» Exercise brief
Give back exactly the lines that run from the line containing "Extract the structured" through the end of the listing below. Leave out every other line.

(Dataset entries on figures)
....................
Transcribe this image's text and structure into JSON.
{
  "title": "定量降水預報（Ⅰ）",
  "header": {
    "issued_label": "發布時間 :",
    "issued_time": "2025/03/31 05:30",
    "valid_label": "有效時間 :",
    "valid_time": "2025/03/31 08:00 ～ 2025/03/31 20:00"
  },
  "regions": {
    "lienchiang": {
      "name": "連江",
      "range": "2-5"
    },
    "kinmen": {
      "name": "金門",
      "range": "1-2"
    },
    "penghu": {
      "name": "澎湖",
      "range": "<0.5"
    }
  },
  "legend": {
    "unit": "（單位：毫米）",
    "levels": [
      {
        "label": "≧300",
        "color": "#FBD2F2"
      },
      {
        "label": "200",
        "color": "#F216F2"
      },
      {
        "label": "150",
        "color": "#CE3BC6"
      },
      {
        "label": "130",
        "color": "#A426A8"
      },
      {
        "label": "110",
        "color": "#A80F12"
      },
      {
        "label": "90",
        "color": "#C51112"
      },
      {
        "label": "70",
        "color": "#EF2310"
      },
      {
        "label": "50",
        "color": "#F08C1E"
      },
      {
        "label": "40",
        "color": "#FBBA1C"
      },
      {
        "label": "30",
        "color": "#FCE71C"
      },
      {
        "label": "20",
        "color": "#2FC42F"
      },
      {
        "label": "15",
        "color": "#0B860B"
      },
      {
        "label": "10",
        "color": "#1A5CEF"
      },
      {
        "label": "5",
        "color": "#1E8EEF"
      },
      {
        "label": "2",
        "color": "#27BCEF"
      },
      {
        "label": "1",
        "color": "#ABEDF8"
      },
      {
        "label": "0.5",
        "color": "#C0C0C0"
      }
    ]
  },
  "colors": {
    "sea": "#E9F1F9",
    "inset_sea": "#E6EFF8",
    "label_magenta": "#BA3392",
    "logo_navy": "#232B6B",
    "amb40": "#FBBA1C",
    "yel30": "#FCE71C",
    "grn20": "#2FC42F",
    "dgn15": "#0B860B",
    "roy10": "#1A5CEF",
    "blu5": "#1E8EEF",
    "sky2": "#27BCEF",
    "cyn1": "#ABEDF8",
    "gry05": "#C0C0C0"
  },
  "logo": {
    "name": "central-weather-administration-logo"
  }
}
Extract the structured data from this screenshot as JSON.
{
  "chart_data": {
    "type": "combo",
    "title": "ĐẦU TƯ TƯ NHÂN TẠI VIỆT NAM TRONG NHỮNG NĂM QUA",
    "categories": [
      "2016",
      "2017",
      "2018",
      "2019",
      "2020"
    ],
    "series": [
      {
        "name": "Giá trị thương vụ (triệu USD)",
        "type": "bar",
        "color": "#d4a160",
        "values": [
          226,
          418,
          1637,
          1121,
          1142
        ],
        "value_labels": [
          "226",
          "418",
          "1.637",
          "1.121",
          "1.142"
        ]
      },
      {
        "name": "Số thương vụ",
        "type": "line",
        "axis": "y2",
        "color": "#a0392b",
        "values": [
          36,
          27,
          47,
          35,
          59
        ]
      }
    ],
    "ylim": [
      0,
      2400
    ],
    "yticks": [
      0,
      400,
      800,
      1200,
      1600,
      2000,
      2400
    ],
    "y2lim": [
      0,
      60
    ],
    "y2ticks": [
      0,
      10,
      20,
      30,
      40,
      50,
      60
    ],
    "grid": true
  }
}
....................
» Answer in full
Extract the structured data from this screenshot as JSON.
{
  "chart_data": {
    "type": "combo",
    "title": "ĐẦU TƯ TƯ NHÂN TẠI VIỆT NAM TRONG NHỮNG NĂM QUA",
    "categories": [
      "2016",
      "2017",
      "2018",
      "2019",
      "2020"
    ],
    "series": [
      {
        "name": "Giá trị thương vụ (triệu USD)",
        "type": "bar",
        "color": "#d4a160",
        "values": [
          226,
          418,
          1637,
          1121,
          1142
        ],
        "value_labels": [
          "226",
          "418",
          "1.637",
          "1.121",
          "1.142"
        ]
      },
      {
        "name": "Số thương vụ",
        "type": "line",
        "axis": "y2",
        "color": "#a0392b",
        "values": [
          36,
          27,
          47,
          35,
          59
        ]
      }
    ],
    "ylim": [
      0,
      2400
    ],
    "yticks": [
      0,
      400,
      800,
      1200,
      1600,
      2000,
      2400
    ],
    "y2lim": [
      0,
      60
    ],
    "y2ticks": [
      0,
      10,
      20,
      30,
      40,
      50,
      60
    ],
    "grid": true
  }
}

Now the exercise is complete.